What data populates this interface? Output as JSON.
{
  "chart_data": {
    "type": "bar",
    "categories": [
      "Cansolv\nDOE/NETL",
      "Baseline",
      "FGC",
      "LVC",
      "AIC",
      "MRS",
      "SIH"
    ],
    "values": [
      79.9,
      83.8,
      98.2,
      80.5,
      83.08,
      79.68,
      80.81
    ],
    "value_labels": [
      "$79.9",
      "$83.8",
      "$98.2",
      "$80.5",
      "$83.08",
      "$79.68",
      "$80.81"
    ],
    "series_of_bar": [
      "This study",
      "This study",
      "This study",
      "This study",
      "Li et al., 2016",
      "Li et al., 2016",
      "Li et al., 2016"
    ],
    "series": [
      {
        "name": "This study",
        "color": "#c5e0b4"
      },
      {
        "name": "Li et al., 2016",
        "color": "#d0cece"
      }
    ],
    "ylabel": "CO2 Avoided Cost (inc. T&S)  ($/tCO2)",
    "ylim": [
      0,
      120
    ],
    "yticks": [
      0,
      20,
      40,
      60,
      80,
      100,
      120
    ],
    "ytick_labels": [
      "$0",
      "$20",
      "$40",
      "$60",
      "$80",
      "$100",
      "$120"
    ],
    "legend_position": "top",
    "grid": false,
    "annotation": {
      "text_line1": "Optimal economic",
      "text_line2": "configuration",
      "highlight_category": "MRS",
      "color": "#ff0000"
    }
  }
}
--------------------------------
Each line above is to be repeated exactly.

--- ANSWER TO THE EXERCISE ---
What data populates this interface? Output as JSON.
{
  "chart_data": {
    "type": "bar",
    "categories": [
      "Cansolv\nDOE/NETL",
      "Baseline",
      "FGC",
      "LVC",
      "AIC",
      "MRS",
      "SIH"
    ],
    "values": [
      79.9,
      83.8,
      98.2,
      80.5,
      83.08,
      79.68,
      80.81
    ],
    "value_labels": [
      "$79.9",
      "$83.8",
      "$98.2",
      "$80.5",
      "$83.08",
      "$79.68",
      "$80.81"
    ],
    "series_of_bar": [
      "This study",
      "This study",
      "This study",
      "This study",
      "Li et al., 2016",
      "Li et al., 2016",
      "Li et al., 2016"
    ],
    "series": [
      {
        "name": "This study",
        "color": "#c5e0b4"
      },
      {
        "name": "Li et al., 2016",
        "color": "#d0cece"
      }
    ],
    "ylabel": "CO2 Avoided Cost (inc. T&S)  ($/tCO2)",
    "ylim": [
      0,
      120
    ],
    "yticks": [
      0,
      20,
      40,
      60,
      80,
      100,
      120
    ],
    "ytick_labels": [
      "$0",
      "$20",
      "$40",
      "$60",
      "$80",
      "$100",
      "$120"
    ],
    "legend_position": "top",
    "grid": false,
    "annotation": {
      "text_line1": "Optimal economic",
      "text_line2": "configuration",
      "highlight_category": "MRS",
      "color": "#ff0000"
    }
  }
}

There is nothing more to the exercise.